▶ Records for this exercise
BEGIN

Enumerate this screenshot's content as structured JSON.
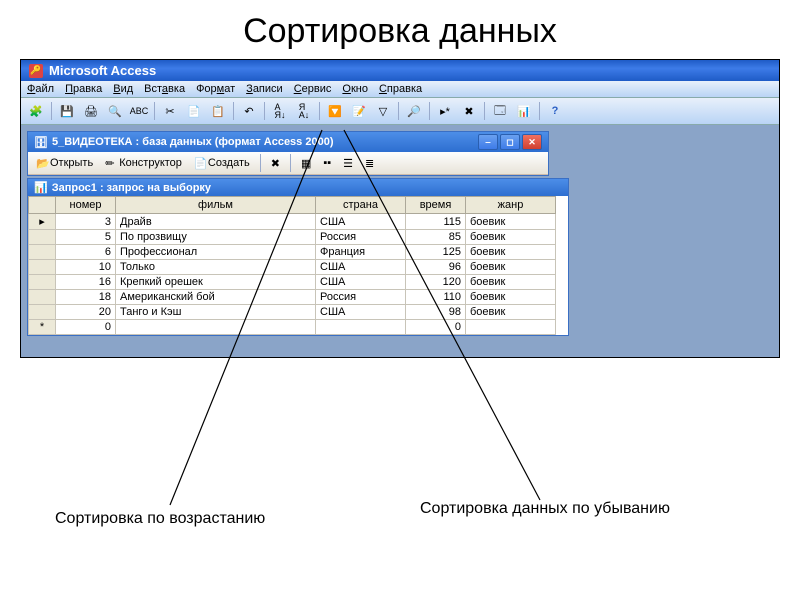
{
  "slide": {
    "title": "Сортировка данных"
  },
  "app": {
    "title": "Microsoft Access"
  },
  "menu": {
    "items": [
      "Файл",
      "Правка",
      "Вид",
      "Вставка",
      "Формат",
      "Записи",
      "Сервис",
      "Окно",
      "Справка"
    ],
    "underline_idx": [
      0,
      0,
      0,
      3,
      3,
      0,
      0,
      0,
      0
    ]
  },
  "dbwin": {
    "title": "5_ВИДЕОТЕКА : база данных (формат Access 2000)",
    "toolbar": {
      "open": "Открыть",
      "design": "Конструктор",
      "create": "Создать"
    }
  },
  "querywin": {
    "title": "Запрос1 : запрос на выборку"
  },
  "grid": {
    "headers": [
      "номер",
      "фильм",
      "страна",
      "время",
      "жанр"
    ],
    "rows": [
      {
        "num": 3,
        "film": "Драйв",
        "country": "США",
        "time": 115,
        "genre": "боевик",
        "cursor": true
      },
      {
        "num": 5,
        "film": "По прозвищу",
        "country": "Россия",
        "time": 85,
        "genre": "боевик"
      },
      {
        "num": 6,
        "film": "Профессионал",
        "country": "Франция",
        "time": 125,
        "genre": "боевик"
      },
      {
        "num": 10,
        "film": "Только",
        "country": "США",
        "time": 96,
        "genre": "боевик"
      },
      {
        "num": 16,
        "film": "Крепкий орешек",
        "country": "США",
        "time": 120,
        "genre": "боевик"
      },
      {
        "num": 18,
        "film": "Американский бой",
        "country": "Россия",
        "time": 110,
        "genre": "боевик"
      },
      {
        "num": 20,
        "film": "Танго и Кэш",
        "country": "США",
        "time": 98,
        "genre": "боевик"
      },
      {
        "num": 0,
        "film": "",
        "country": "",
        "time": 0,
        "genre": "",
        "new": true
      }
    ]
  },
  "callouts": {
    "asc": "Сортировка по возрастанию",
    "desc": "Сортировка данных по убыванию"
  },
  "icons": {
    "sort_asc": "A↓",
    "sort_desc": "A↑"
  },
  "chart_data": {
    "type": "table",
    "title": "Запрос1 : запрос на выборку",
    "columns": [
      "номер",
      "фильм",
      "страна",
      "время",
      "жанр"
    ],
    "rows": [
      [
        3,
        "Драйв",
        "США",
        115,
        "боевик"
      ],
      [
        5,
        "По прозвищу",
        "Россия",
        85,
        "боевик"
      ],
      [
        6,
        "Профессионал",
        "Франция",
        125,
        "боевик"
      ],
      [
        10,
        "Только",
        "США",
        96,
        "боевик"
      ],
      [
        16,
        "Крепкий орешек",
        "США",
        120,
        "боевик"
      ],
      [
        18,
        "Американский бой",
        "Россия",
        110,
        "боевик"
      ],
      [
        20,
        "Танго и Кэш",
        "США",
        98,
        "боевик"
      ]
    ]
  }
}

END

▶ Directions
Output all of the entries verbatim, leaving out any images.

▶ Finished answer
Enumerate this screenshot's content as structured JSON.
{
  "slide": {
    "title": "Сортировка данных"
  },
  "app": {
    "title": "Microsoft Access"
  },
  "menu": {
    "items": [
      "Файл",
      "Правка",
      "Вид",
      "Вставка",
      "Формат",
      "Записи",
      "Сервис",
      "Окно",
      "Справка"
    ],
    "underline_idx": [
      0,
      0,
      0,
      3,
      3,
      0,
      0,
      0,
      0
    ]
  },
  "dbwin": {
    "title": "5_ВИДЕОТЕКА : база данных (формат Access 2000)",
    "toolbar": {
      "open": "Открыть",
      "design": "Конструктор",
      "create": "Создать"
    }
  },
  "querywin": {
    "title": "Запрос1 : запрос на выборку"
  },
  "grid": {
    "headers": [
      "номер",
      "фильм",
      "страна",
      "время",
      "жанр"
    ],
    "rows": [
      {
        "num": 3,
        "film": "Драйв",
        "country": "США",
        "time": 115,
        "genre": "боевик",
        "cursor": true
      },
      {
        "num": 5,
        "film": "По прозвищу",
        "country": "Россия",
        "time": 85,
        "genre": "боевик"
      },
      {
        "num": 6,
        "film": "Профессионал",
        "country": "Франция",
        "time": 125,
        "genre": "боевик"
      },
      {
        "num": 10,
        "film": "Только",
        "country": "США",
        "time": 96,
        "genre": "боевик"
      },
      {
        "num": 16,
        "film": "Крепкий орешек",
        "country": "США",
        "time": 120,
        "genre": "боевик"
      },
      {
        "num": 18,
        "film": "Американский бой",
        "country": "Россия",
        "time": 110,
        "genre": "боевик"
      },
      {
        "num": 20,
        "film": "Танго и Кэш",
        "country": "США",
        "time": 98,
        "genre": "боевик"
      },
      {
        "num": 0,
        "film": "",
        "country": "",
        "time": 0,
        "genre": "",
        "new": true
      }
    ]
  },
  "callouts": {
    "asc": "Сортировка по возрастанию",
    "desc": "Сортировка данных по убыванию"
  },
  "icons": {
    "sort_asc": "A↓",
    "sort_desc": "A↑"
  },
  "chart_data": {
    "type": "table",
    "title": "Запрос1 : запрос на выборку",
    "columns": [
      "номер",
      "фильм",
      "страна",
      "время",
      "жанр"
    ],
    "rows": [
      [
        3,
        "Драйв",
        "США",
        115,
        "боевик"
      ],
      [
        5,
        "По прозвищу",
        "Россия",
        85,
        "боевик"
      ],
      [
        6,
        "Профессионал",
        "Франция",
        125,
        "боевик"
      ],
      [
        10,
        "Только",
        "США",
        96,
        "боевик"
      ],
      [
        16,
        "Крепкий орешек",
        "США",
        120,
        "боевик"
      ],
      [
        18,
        "Американский бой",
        "Россия",
        110,
        "боевик"
      ],
      [
        20,
        "Танго и Кэш",
        "США",
        98,
        "боевик"
      ]
    ]
  }
}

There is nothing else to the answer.